(begin)

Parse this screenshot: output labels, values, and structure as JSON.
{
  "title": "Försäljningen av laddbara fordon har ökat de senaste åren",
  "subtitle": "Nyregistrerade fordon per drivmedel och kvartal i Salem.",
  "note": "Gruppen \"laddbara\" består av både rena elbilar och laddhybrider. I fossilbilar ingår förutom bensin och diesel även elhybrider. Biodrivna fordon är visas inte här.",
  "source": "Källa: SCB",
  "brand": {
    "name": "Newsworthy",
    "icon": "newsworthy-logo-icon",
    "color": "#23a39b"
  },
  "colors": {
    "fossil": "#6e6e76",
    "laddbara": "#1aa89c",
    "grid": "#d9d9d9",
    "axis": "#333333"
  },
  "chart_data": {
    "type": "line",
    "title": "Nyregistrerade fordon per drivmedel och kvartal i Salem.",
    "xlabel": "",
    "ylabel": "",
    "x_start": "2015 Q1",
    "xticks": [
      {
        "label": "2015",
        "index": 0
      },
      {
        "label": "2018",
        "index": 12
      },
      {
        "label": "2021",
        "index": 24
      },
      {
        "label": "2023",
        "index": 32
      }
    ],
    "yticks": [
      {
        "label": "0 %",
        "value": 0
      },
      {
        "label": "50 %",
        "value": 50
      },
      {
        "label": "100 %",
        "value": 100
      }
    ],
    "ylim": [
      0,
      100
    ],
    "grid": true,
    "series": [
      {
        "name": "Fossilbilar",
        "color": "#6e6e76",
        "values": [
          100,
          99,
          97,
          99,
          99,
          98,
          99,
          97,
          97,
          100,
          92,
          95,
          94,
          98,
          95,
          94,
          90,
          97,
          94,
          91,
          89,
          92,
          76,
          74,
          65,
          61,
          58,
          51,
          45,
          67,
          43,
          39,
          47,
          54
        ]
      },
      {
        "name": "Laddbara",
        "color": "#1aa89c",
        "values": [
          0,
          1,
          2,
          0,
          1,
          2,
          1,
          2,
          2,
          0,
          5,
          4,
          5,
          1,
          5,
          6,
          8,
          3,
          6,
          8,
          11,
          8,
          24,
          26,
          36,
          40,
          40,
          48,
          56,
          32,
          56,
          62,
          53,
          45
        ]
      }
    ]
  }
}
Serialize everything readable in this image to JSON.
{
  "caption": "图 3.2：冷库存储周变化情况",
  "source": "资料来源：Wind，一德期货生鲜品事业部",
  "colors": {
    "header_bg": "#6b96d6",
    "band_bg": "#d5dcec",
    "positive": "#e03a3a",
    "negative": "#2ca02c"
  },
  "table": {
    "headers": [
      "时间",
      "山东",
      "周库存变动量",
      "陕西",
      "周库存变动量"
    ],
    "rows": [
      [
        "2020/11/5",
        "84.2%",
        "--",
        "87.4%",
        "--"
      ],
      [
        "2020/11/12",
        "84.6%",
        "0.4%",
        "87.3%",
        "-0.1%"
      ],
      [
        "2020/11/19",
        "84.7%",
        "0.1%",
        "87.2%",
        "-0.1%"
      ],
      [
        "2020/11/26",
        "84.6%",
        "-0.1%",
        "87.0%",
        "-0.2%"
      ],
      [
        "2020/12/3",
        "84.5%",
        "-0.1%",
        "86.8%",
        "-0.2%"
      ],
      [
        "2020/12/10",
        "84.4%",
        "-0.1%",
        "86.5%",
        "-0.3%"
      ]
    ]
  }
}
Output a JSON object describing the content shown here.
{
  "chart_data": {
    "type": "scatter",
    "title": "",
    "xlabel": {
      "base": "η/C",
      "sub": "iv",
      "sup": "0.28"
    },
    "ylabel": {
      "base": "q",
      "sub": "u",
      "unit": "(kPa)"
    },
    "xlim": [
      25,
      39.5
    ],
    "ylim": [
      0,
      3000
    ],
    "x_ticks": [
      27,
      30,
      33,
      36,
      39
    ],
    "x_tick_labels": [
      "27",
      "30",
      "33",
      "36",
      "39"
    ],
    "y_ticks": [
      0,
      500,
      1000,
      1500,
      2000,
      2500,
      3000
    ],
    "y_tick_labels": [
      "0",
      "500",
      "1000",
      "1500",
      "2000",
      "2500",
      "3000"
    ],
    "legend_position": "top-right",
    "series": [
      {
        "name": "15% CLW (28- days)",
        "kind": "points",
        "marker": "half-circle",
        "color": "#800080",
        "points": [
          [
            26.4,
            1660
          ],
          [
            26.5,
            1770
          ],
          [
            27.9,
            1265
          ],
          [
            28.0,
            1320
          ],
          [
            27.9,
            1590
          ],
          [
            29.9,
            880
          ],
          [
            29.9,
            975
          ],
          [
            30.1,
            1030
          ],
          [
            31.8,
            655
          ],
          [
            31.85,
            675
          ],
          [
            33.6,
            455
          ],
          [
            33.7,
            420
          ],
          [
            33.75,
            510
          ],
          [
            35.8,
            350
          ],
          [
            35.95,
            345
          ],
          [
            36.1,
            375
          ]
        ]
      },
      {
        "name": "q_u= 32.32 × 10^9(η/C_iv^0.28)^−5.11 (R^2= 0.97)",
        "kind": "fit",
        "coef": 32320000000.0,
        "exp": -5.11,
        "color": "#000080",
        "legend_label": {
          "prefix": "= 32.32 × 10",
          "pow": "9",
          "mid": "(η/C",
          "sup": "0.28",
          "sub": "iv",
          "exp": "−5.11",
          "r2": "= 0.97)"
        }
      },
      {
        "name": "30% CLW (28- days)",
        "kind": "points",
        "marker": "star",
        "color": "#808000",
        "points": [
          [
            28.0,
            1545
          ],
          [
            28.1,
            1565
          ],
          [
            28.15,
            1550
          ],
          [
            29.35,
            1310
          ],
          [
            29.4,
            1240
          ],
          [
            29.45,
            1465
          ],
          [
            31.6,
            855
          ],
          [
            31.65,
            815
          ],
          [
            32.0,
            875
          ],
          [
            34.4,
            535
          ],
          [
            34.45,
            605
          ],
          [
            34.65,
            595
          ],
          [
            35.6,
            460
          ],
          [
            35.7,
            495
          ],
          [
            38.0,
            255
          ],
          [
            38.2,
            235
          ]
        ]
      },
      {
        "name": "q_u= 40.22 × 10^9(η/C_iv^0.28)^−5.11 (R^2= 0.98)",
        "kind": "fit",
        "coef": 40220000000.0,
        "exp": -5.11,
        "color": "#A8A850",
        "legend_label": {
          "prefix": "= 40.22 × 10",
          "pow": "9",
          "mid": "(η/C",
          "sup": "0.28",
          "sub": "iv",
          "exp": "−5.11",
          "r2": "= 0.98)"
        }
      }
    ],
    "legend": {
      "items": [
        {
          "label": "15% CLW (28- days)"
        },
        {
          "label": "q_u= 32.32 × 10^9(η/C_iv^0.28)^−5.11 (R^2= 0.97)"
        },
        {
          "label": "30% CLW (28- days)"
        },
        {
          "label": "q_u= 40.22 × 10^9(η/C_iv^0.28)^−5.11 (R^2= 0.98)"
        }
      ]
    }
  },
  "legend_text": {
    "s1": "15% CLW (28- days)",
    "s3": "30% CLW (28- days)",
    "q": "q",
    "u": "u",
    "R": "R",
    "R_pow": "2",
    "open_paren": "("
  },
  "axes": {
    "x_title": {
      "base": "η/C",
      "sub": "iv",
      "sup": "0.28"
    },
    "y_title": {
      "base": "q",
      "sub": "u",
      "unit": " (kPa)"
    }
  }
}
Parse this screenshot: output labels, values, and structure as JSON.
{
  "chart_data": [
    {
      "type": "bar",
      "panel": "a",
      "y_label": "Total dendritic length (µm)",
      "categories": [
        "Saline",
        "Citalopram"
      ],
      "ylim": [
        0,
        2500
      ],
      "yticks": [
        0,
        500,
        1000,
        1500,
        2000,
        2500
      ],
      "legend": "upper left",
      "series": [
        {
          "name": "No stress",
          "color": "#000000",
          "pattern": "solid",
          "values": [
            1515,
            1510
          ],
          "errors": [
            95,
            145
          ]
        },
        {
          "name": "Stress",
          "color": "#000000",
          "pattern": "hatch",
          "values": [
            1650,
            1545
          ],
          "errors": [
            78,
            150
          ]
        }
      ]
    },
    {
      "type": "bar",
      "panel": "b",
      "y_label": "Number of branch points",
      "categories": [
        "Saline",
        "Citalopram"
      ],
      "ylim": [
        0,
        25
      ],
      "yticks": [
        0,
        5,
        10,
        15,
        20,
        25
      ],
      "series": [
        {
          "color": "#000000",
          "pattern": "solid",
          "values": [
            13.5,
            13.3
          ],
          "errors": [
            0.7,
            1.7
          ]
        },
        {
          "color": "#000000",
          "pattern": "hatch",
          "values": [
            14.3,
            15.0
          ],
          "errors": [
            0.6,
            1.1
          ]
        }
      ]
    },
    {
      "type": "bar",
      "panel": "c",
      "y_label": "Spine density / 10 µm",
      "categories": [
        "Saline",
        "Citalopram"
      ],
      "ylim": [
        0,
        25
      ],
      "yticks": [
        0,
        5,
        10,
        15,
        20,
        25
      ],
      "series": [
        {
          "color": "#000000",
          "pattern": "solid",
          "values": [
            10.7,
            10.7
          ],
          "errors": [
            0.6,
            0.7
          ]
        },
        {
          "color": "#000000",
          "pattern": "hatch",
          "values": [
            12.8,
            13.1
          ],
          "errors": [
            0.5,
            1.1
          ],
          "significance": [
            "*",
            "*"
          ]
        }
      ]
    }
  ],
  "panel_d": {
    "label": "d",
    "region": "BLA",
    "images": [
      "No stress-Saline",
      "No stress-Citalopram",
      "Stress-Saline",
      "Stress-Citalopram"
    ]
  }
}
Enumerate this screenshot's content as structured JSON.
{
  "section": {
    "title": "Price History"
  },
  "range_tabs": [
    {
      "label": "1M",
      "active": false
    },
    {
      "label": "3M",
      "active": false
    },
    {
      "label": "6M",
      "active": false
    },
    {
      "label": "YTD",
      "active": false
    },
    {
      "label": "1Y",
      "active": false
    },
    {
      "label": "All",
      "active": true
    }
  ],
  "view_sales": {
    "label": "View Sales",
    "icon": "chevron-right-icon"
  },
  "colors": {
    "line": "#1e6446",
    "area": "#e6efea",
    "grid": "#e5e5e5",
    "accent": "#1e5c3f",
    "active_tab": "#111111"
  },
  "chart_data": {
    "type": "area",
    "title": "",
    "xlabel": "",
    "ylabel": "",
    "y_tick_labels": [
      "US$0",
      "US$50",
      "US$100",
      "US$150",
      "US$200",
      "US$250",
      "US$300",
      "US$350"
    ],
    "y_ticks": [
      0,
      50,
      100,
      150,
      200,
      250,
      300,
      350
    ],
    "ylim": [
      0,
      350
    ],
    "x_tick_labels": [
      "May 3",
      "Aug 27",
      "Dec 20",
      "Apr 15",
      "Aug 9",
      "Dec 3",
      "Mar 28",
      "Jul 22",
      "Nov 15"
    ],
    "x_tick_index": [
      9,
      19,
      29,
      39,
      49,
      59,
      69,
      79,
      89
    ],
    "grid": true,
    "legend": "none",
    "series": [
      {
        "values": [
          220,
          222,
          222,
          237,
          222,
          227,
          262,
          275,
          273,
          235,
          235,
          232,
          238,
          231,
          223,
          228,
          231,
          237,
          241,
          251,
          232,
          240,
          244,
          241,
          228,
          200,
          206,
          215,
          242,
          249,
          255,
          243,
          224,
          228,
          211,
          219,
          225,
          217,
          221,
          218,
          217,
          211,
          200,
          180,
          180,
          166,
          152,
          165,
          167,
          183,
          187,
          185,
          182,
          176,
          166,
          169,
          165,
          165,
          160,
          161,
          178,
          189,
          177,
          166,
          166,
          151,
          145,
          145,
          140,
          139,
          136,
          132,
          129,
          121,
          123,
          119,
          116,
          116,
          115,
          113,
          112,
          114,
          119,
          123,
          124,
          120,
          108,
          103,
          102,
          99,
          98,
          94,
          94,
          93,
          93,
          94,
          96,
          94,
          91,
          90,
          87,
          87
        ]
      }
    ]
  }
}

(end)

Given problem -> Search the records for the word "this", then list every line that has it.

Response below ->
Parse this screenshot: output labels, values, and structure as JSON.
Serialize everything readable in this image to JSON.
Parse this screenshot: output labels, values, and structure as JSON.
Enumerate this screenshot's content as structured JSON.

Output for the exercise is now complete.